--- INPUT ---
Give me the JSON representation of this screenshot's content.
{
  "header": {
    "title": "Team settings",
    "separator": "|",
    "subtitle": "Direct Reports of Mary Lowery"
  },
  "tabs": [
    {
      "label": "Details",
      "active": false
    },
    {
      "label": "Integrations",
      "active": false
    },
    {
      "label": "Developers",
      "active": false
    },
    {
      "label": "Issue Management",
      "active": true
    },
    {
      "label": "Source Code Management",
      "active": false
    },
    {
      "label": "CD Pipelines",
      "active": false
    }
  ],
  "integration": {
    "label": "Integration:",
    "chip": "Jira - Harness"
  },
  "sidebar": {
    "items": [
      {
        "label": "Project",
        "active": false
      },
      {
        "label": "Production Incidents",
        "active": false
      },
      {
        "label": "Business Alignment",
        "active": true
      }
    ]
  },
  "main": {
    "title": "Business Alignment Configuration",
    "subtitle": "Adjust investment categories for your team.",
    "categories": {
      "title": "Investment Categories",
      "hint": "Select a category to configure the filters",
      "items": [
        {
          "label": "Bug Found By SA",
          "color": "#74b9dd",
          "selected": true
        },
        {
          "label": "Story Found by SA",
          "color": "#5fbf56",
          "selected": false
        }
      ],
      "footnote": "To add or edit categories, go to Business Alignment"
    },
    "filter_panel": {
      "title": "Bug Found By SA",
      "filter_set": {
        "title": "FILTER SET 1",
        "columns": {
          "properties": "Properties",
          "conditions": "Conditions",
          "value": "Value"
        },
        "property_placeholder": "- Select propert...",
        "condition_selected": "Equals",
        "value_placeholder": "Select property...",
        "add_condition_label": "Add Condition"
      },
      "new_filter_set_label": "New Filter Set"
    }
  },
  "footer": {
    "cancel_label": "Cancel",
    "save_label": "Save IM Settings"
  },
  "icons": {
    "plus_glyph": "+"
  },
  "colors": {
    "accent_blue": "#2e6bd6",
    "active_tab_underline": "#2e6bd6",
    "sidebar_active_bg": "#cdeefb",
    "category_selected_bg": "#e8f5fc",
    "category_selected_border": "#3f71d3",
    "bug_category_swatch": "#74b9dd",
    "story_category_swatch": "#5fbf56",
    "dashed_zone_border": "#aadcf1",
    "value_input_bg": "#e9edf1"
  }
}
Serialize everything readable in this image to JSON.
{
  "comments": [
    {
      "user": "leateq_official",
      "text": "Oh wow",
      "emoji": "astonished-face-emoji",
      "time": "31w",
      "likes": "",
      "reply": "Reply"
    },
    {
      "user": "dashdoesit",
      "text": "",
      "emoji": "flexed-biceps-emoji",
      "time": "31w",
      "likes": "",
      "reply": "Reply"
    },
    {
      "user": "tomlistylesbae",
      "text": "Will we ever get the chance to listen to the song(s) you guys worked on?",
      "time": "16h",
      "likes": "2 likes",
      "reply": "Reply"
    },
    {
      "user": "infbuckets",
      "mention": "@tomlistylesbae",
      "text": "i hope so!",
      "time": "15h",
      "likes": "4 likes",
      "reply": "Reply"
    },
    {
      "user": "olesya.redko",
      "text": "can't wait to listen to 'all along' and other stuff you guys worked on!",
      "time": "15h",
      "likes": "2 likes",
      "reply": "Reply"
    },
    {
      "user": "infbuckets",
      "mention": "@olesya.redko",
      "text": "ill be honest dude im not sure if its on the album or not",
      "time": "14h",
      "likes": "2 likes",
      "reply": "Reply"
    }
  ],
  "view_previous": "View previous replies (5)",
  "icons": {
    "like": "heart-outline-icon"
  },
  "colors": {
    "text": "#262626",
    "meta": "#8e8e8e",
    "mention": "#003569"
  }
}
---
● **WHAT YOU NEED TO DO**
Copy, from the material, each line that holds the string "mention".

● **THE OUTPUT**
      "mention": "@tomlistylesbae",
      "mention": "@olesya.redko",
    "mention": "#003569"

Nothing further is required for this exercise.